TEXT SEGMENT:

═══

UNITED STATES DISTRICT COURT SOUTHERN DISTRICT OF NEW YORK


March 19, 2012

UNITED STATES OF AMERICA
v.
LUIS MORANT-CORDERO, DEFENDANT.

The opinion of the court was delivered by: Hon. Harold Baer, Jr., District Judge:

OPINION & ORDER

BACKGROUND

In May 2005, Defendant Morant-Cordero was sentenced to 120 months' imprisonment for conspiring to distribute and possession with intent to distribute 50 grams or more of crack cocaine. His sentence was based on the statutory mandatory minimum then in effect pursuant to 21 U.S.C. § 841(b)(1)(A) (2006). On June 30, 2011, the Sentencing Commission issued a revised version of the United States Sentencing Guidelines which, in part, adjusted the quantity-based offense levels for crack cocaine offenses and made the application retroactive. Defendant filed a motion pursuant to 18 U.S.C. § 3582(c)(2), asking the Court to reduce his sentence in light of the recent amendments to the Guidelines. For the reasons set forth below, Defendant's motion is denied.

═══

DIRECTIONS FOR THIS TASK: Transcribe everything in the court opinion from "The opinion of" down to "motion is denied." without changing a word.

═══

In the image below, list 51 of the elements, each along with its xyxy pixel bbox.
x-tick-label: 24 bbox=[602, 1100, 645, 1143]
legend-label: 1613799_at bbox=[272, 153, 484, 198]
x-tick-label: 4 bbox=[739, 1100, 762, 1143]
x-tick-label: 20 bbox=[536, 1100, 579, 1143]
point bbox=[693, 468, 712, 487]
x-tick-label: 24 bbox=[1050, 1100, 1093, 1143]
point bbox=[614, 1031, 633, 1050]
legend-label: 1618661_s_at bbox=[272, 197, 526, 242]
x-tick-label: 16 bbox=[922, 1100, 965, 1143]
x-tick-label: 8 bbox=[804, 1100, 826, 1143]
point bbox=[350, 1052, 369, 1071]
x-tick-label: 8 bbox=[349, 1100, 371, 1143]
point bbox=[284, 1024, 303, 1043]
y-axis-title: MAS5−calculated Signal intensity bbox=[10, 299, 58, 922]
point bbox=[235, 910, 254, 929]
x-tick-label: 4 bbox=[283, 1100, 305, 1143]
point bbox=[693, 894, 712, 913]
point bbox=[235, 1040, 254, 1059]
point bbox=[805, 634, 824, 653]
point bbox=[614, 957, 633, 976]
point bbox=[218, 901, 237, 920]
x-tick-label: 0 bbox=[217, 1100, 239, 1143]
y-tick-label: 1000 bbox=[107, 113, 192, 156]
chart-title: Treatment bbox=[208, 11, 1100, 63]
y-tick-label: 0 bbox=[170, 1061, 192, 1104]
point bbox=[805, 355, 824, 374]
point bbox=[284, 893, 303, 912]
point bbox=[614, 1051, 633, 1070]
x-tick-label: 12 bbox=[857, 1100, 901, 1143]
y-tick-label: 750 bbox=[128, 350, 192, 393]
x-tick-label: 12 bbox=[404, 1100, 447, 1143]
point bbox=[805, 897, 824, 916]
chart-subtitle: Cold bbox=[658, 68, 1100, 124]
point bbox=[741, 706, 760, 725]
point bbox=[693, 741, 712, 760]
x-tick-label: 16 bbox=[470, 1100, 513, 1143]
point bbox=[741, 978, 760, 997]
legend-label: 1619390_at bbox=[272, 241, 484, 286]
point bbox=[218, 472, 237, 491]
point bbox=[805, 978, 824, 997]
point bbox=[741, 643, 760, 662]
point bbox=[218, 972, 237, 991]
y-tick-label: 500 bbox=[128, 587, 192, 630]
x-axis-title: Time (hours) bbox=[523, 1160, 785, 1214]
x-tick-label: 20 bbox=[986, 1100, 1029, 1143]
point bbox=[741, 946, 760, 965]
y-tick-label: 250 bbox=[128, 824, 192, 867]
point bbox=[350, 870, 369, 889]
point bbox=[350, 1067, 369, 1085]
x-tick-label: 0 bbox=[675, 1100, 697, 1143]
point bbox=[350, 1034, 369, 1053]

═══

PROBLEM SOLUTION:
The opinion of the court was delivered by: Hon. Harold Baer, Jr., District Judge:

OPINION & ORDER

BACKGROUND

In May 2005, Defendant Morant-Cordero was sentenced to 120 months' imprisonment for conspiring to distribute and possession with intent to distribute 50 grams or more of crack cocaine. His sentence was based on the statutory mandatory minimum then in effect pursuant to 21 U.S.C. § 841(b)(1)(A) (2006). On June 30, 2011, the Sentencing Commission issued a revised version of the United States Sentencing Guidelines which, in part, adjusted the quantity-based offense levels for crack cocaine offenses and made the application retroactive. Defendant filed a motion pursuant to 18 U.S.C. § 3582(c)(2), asking the Court to reduce his sentence in light of the recent amendments to the Guidelines. For the reasons set forth below, Defendant's motion is denied.